Collection entries
◇ ◇ ◇ ◇

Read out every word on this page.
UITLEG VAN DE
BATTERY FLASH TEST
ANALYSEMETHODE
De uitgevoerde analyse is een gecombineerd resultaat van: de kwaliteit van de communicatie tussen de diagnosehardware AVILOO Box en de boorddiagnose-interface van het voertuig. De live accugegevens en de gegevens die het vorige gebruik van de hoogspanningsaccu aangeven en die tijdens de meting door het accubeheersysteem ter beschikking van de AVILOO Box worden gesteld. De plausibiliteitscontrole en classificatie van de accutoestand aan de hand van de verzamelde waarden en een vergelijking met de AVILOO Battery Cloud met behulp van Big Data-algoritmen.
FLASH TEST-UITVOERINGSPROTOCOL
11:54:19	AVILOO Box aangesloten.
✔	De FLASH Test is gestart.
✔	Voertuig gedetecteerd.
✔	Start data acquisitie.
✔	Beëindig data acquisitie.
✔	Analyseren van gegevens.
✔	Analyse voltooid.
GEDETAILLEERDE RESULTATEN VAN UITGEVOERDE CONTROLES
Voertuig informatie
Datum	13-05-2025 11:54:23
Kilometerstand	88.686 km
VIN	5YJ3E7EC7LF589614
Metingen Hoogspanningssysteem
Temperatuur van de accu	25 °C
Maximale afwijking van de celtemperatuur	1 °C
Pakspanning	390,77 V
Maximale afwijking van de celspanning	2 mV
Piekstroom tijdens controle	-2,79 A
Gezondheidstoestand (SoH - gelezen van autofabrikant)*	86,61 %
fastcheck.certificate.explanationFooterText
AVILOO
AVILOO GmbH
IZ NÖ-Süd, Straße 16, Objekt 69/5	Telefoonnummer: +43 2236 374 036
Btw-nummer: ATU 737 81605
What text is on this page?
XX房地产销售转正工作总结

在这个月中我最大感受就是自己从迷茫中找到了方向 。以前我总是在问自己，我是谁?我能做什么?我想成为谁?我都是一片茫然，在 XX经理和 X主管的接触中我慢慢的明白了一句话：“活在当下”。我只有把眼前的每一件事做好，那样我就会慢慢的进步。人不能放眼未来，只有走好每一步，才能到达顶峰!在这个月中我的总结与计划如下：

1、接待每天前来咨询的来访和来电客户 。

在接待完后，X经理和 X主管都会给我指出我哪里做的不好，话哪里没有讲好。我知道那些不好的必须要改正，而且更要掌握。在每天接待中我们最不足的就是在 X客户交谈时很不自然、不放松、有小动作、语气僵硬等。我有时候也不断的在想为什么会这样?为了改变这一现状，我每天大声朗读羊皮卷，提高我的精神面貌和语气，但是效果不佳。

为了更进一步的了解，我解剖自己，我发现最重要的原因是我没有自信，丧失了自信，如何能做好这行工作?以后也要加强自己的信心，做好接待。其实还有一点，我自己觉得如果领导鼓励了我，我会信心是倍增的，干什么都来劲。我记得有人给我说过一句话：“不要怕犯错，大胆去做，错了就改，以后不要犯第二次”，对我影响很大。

◇ ◇ ◇ ◇

WHAT TO PRODUCE: Set out every line from the material that contains the string "this".

FULL OUTPUT:
Read out every word on this page.
What text is on this page?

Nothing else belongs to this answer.